Repeat the lines from the one containing "Transcribe the text in this document." through the last line of the data, exactly, pictures omitted.

## Data excerpts
- - - - -

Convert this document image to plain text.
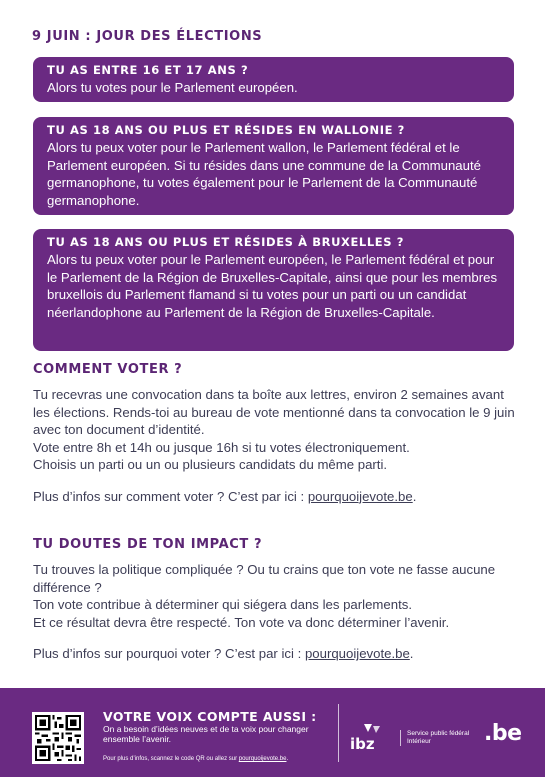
9 JUIN : JOUR DES ÉLECTIONS
TU AS ENTRE 16 ET 17 ANS ?
Alors tu votes pour le Parlement européen.
TU AS 18 ANS OU PLUS ET RÉSIDES EN WALLONIE ?
Alors tu peux voter pour le Parlement wallon, le Parlement fédéral et le Parlement européen. Si tu résides dans une commune de la Communauté germanophone, tu votes également pour le Parlement de la Communauté germanophone.
TU AS 18 ANS OU PLUS ET RÉSIDES À BRUXELLES ?
Alors tu peux voter pour le Parlement européen, le Parlement fédéral et pour le Parlement de la Région de Bruxelles-Capitale, ainsi que pour les membres bruxellois du Parlement flamand si tu votes pour un parti ou un candidat néerlandophone au Parlement de la Région de Bruxelles-Capitale.
COMMENT VOTER ?

Tu recevras une convocation dans ta boîte aux lettres, environ 2 semaines avant les élections. Rends-toi au bureau de vote mentionné dans ta convocation le 9 juin avec ton document d’identité.

Vote entre 8h et 14h ou jusque 16h si tu votes électroniquement.

Choisis un parti ou un ou plusieurs candidats du même parti.

Plus d’infos sur comment voter ? C’est par ici : pourquoijevote.be.

TU DOUTES DE TON IMPACT ?

Tu trouves la politique compliquée ? Ou tu crains que ton vote ne fasse aucune différence ?

Ton vote contribue à déterminer qui siégera dans les parlements.

Et ce résultat devra être respecté. Ton vote va donc déterminer l’avenir.

Plus d’infos sur pourquoi voter ? C’est par ici : pourquoijevote.be.

VOTRE VOIX COMPTE AUSSI :
On a besoin d’idées neuves et de ta voix pour changer ensemble l’avenir.
Pour plus d’infos, scannez le code QR ou allez sur pourquoijevote.be.
ibz
Service public fédéral Intérieur	.be
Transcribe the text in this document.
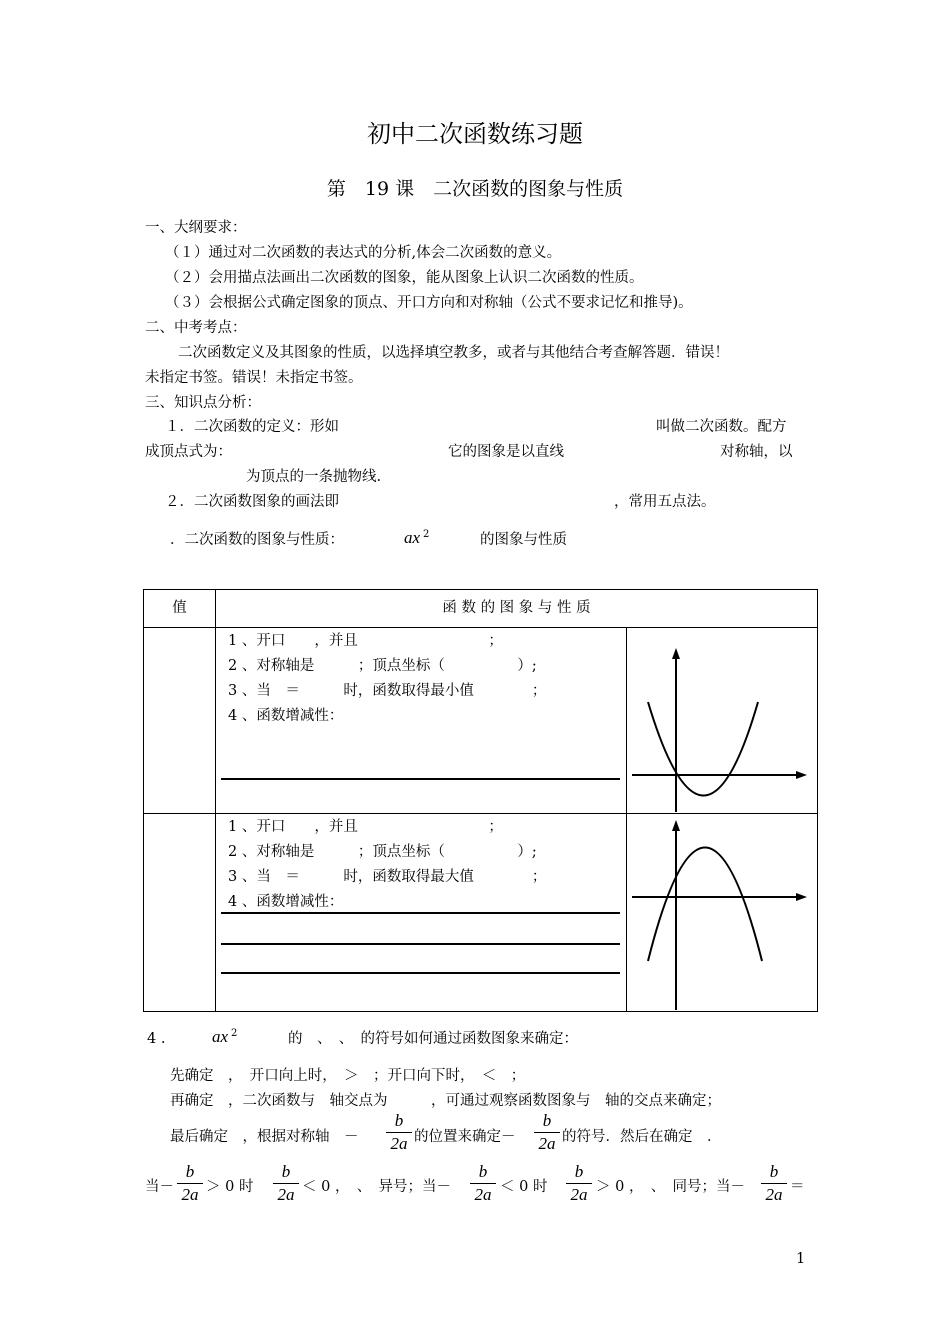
初中二次函数练习题
第　19 课　二次函数的图象与性质
一、大纲要求：
（１）通过对二次函数的表达式的分析,体会二次函数的意义。
（２）会用描点法画出二次函数的图象，能从图象上认识二次函数的性质。
（３）会根据公式确定图象的顶点、开口方向和对称轴（公式不要求记忆和推导)。
二、中考考点：
二次函数定义及其图象的性质，以选择填空教多，或者与其他结合考查解答题．错误！
未指定书签。错误！未指定书签。
三、知识点分析：
１．二次函数的定义：形如	叫做二次函数。配方
成顶点式为：	它的图象是以直线	对称轴，以
为顶点的一条抛物线.
２．二次函数图象的画法即	，常用五点法。
．二次函数的图象与性质：	ax 2	的图象与性质
值	函 数 的 图 象 与 性 质
1 、开口　　，并且　　　　　　　　　；
2 、对称轴是　　　；顶点坐标（　　　　　）;
3 、当　＝　　　时，函数取得最小值　　　　；
4 、函数增减性：
1 、开口　　，并且　　　　　　　　　；
2 、对称轴是　　　；顶点坐标（　　　　　）;
3 、当　＝　　　时，函数取得最大值　　　　；
4 、函数增减性：
4 .	ax 2	的　、　、　的符号如何通过函数图象来确定：
先确定　，　开口向上时，　＞　；开口向下时，　＜　；
再确定　，二次函数与　轴交点为　　　，可通过观察函数图象与　轴的交点来确定；
最后确定　，根据对称轴　－
b
2a 的位置来确定－
b
2a 的符号．然后在确定　．
当－
b
2a ＞ 0 时
b
2a ＜ 0 ，　、　异号；当－
b
2a ＜ 0 时
b
2a ＞ 0 ，　、　同号；当－
b
2a ＝
1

- - - - -

## THE ANSWER
Transcribe the text in this document.
初中二次函数练习题
第　19 课　二次函数的图象与性质
一、大纲要求：
（１）通过对二次函数的表达式的分析,体会二次函数的意义。
（２）会用描点法画出二次函数的图象，能从图象上认识二次函数的性质。
（３）会根据公式确定图象的顶点、开口方向和对称轴（公式不要求记忆和推导)。
二、中考考点：
二次函数定义及其图象的性质，以选择填空教多，或者与其他结合考查解答题．错误！
未指定书签。错误！未指定书签。
三、知识点分析：
１．二次函数的定义：形如	叫做二次函数。配方
成顶点式为：	它的图象是以直线	对称轴，以
为顶点的一条抛物线.
２．二次函数图象的画法即	，常用五点法。
．二次函数的图象与性质：	ax 2	的图象与性质
值	函 数 的 图 象 与 性 质
1 、开口　　，并且　　　　　　　　　；
2 、对称轴是　　　；顶点坐标（　　　　　）;
3 、当　＝　　　时，函数取得最小值　　　　；
4 、函数增减性：
1 、开口　　，并且　　　　　　　　　；
2 、对称轴是　　　；顶点坐标（　　　　　）;
3 、当　＝　　　时，函数取得最大值　　　　；
4 、函数增减性：
4 .	ax 2	的　、　、　的符号如何通过函数图象来确定：
先确定　，　开口向上时，　＞　；开口向下时，　＜　；
再确定　，二次函数与　轴交点为　　　，可通过观察函数图象与　轴的交点来确定；
最后确定　，根据对称轴　－
b
2a 的位置来确定－
b
2a 的符号．然后在确定　．
当－
b
2a ＞ 0 时
b
2a ＜ 0 ，　、　异号；当－
b
2a ＜ 0 时
b
2a ＞ 0 ，　、　同号；当－
b
2a ＝
1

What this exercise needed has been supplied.